Locate each line with the string "heading" in the listing below and copy it.

Data excerpts:
---------------

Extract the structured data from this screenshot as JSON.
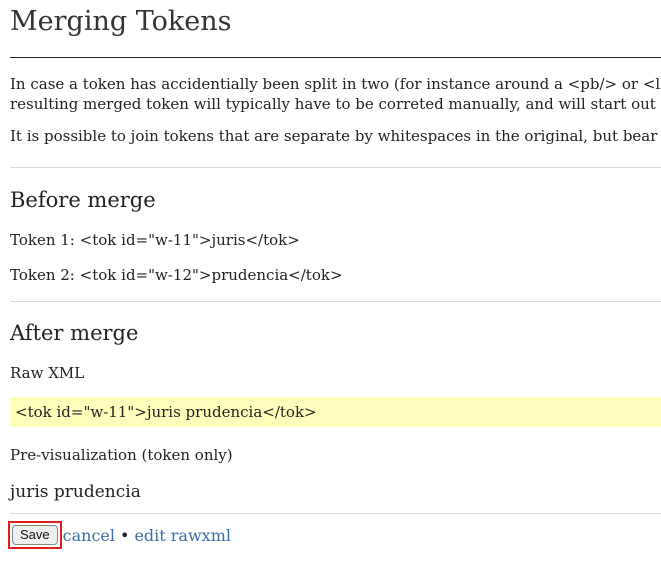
{
  "page": {
    "title": "Merging Tokens",
    "intro_line_1": "In case a token has accidentially been split in two (for instance around a <pb/> or <lb/>",
    "intro_line_2": "resulting merged token will typically have to be correted manually, and will start out by",
    "intro_line_3": "It is possible to join tokens that are separate by whitespaces in the original, but bear in n"
  },
  "before": {
    "heading": "Before merge",
    "token1_label": "Token 1:",
    "token1_xml": "<tok id=\"w-11\">juris</tok>",
    "token2_label": "Token 2:",
    "token2_xml": "<tok id=\"w-12\">prudencia</tok>"
  },
  "after": {
    "heading": "After merge",
    "raw_label": "Raw XML",
    "raw_xml": "<tok id=\"w-11\">juris prudencia</tok>",
    "preview_label": "Pre-visualization (token only)",
    "preview_text": "juris prudencia"
  },
  "actions": {
    "save_label": "Save",
    "cancel_label": "cancel",
    "separator": "•",
    "edit_raw_label": "edit rawxml"
  },
  "colors": {
    "xml_highlight": "#ffffbb",
    "link": "#3a6ea5",
    "focus_outline": "#e21b1b"
  }
}
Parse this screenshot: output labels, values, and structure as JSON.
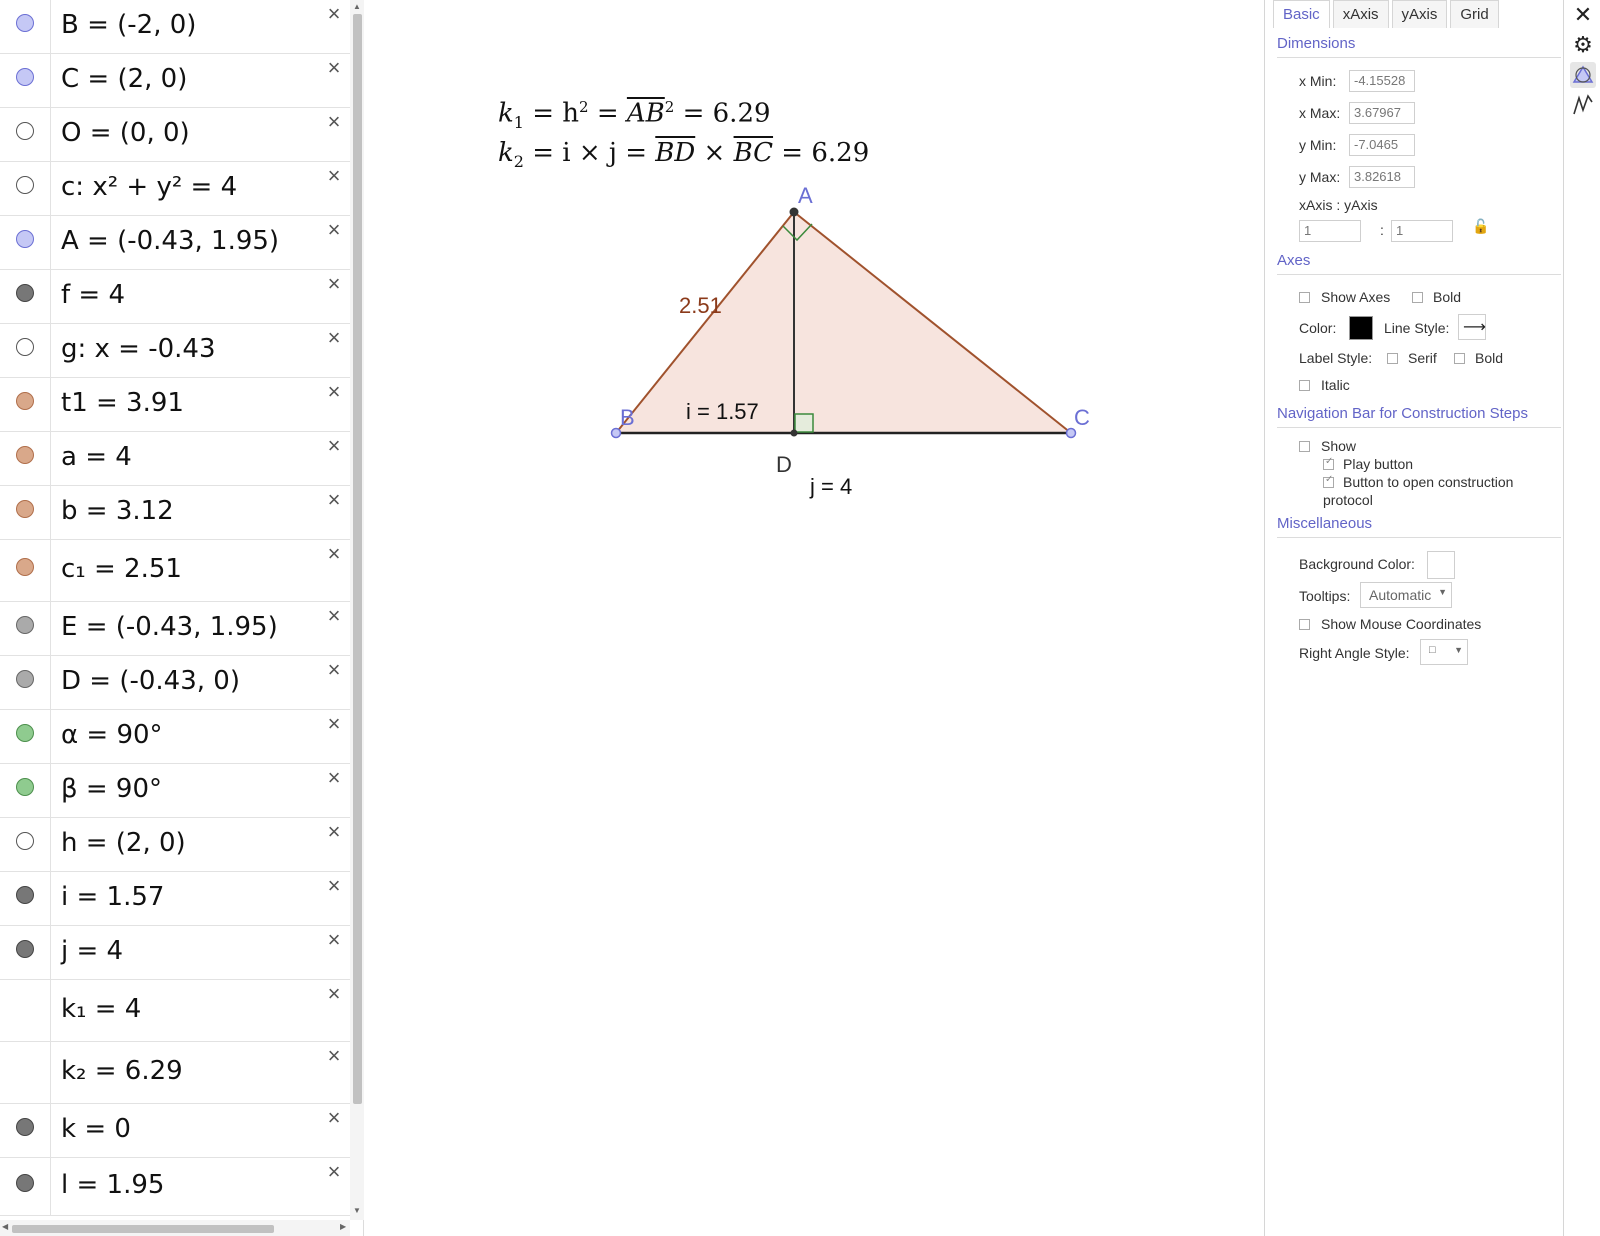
{
  "algebra": {
    "rows": [
      {
        "text": "B = (-2, 0)",
        "marble": "#c5c8f5",
        "border": "#6b6fd4",
        "h": 54
      },
      {
        "text": "C = (2, 0)",
        "marble": "#c5c8f5",
        "border": "#6b6fd4",
        "h": 54
      },
      {
        "text": "O = (0, 0)",
        "marble": "#ffffff",
        "border": "#555555",
        "h": 54
      },
      {
        "text": "c: x² + y² = 4",
        "marble": "#ffffff",
        "border": "#555555",
        "h": 54
      },
      {
        "text": "A = (-0.43, 1.95)",
        "marble": "#c5c8f5",
        "border": "#6b6fd4",
        "h": 54
      },
      {
        "text": "f = 4",
        "marble": "#777777",
        "border": "#444444",
        "h": 54
      },
      {
        "text": "g: x = -0.43",
        "marble": "#ffffff",
        "border": "#555555",
        "h": 54
      },
      {
        "text": "t1 = 3.91",
        "marble": "#d9a88a",
        "border": "#b06e4a",
        "h": 54
      },
      {
        "text": "a = 4",
        "marble": "#d9a88a",
        "border": "#b06e4a",
        "h": 54
      },
      {
        "text": "b = 3.12",
        "marble": "#d9a88a",
        "border": "#b06e4a",
        "h": 54
      },
      {
        "text": "c₁ = 2.51",
        "marble": "#d9a88a",
        "border": "#b06e4a",
        "h": 62
      },
      {
        "text": "E = (-0.43, 1.95)",
        "marble": "#aaaaaa",
        "border": "#666666",
        "h": 54
      },
      {
        "text": "D = (-0.43, 0)",
        "marble": "#aaaaaa",
        "border": "#666666",
        "h": 54
      },
      {
        "text": "α = 90°",
        "marble": "#8fcb8f",
        "border": "#4c8f4c",
        "h": 54
      },
      {
        "text": "β = 90°",
        "marble": "#8fcb8f",
        "border": "#4c8f4c",
        "h": 54
      },
      {
        "text": "h = (2, 0)",
        "marble": "#ffffff",
        "border": "#555555",
        "h": 54
      },
      {
        "text": "i = 1.57",
        "marble": "#777777",
        "border": "#444444",
        "h": 54
      },
      {
        "text": "j = 4",
        "marble": "#777777",
        "border": "#444444",
        "h": 54
      },
      {
        "text": "k₁ = 4",
        "marble": "",
        "border": "",
        "h": 62
      },
      {
        "text": "k₂ = 6.29",
        "marble": "",
        "border": "",
        "h": 62
      },
      {
        "text": "k = 0",
        "marble": "#777777",
        "border": "#444444",
        "h": 54
      },
      {
        "text": "l = 1.95",
        "marble": "#777777",
        "border": "#444444",
        "h": 58
      }
    ],
    "delete_glyph": "×"
  },
  "graphics": {
    "formula1": {
      "prefix": "k",
      "sub": "1",
      "mid": " = h",
      "sup": "2",
      "eq": " = ",
      "seg": "AB",
      "sup2": "2",
      "result": " = 6.29"
    },
    "formula2": {
      "prefix": "k",
      "sub": "2",
      "mid": " = i × j = ",
      "seg1": "BD",
      "times": " × ",
      "seg2": "BC",
      "result": " = 6.29"
    },
    "labels": {
      "A": "A",
      "B": "B",
      "C": "C",
      "D": "D",
      "c1_value": "2.51",
      "i_value": "i = 1.57",
      "j_value": "j = 4"
    },
    "colors": {
      "triangle_fill": "#f7e4de",
      "triangle_edge": "#a0522d",
      "altitude": "#333333",
      "right_angle": "#3c8a3c",
      "point": "#6b6fd4",
      "label_point": "#6b6fd4",
      "c1_label": "#8b3a1a"
    }
  },
  "settings": {
    "tabs": [
      "Basic",
      "xAxis",
      "yAxis",
      "Grid"
    ],
    "active_tab": "Basic",
    "dimensions": {
      "title": "Dimensions",
      "xmin_label": "x Min:",
      "xmin": "-4.15528",
      "xmax_label": "x Max:",
      "xmax": "3.67967",
      "ymin_label": "y Min:",
      "ymin": "-7.0465",
      "ymax_label": "y Max:",
      "ymax": "3.82618",
      "ratio_label": "xAxis : yAxis",
      "ratio_x": "1",
      "ratio_sep": ":",
      "ratio_y": "1"
    },
    "axes": {
      "title": "Axes",
      "show_axes": "Show Axes",
      "bold": "Bold",
      "color_label": "Color:",
      "color": "#000000",
      "line_style_label": "Line Style:",
      "line_style": "⟶",
      "label_style_label": "Label Style:",
      "serif": "Serif",
      "bold2": "Bold",
      "italic": "Italic"
    },
    "navbar": {
      "title": "Navigation Bar for Construction Steps",
      "show": "Show",
      "play": "Play button",
      "open_protocol_1": "Button to open construction",
      "open_protocol_2": "protocol"
    },
    "misc": {
      "title": "Miscellaneous",
      "bg_label": "Background Color:",
      "tooltips_label": "Tooltips:",
      "tooltips_value": "Automatic",
      "mouse_coords": "Show Mouse Coordinates",
      "right_angle_label": "Right Angle Style:",
      "right_angle_value": "□"
    }
  },
  "strip": {
    "close": "✕",
    "gear": "⚙"
  }
}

---------------

Finished answer:
    "heading": "Before merge",
    "heading": "After merge",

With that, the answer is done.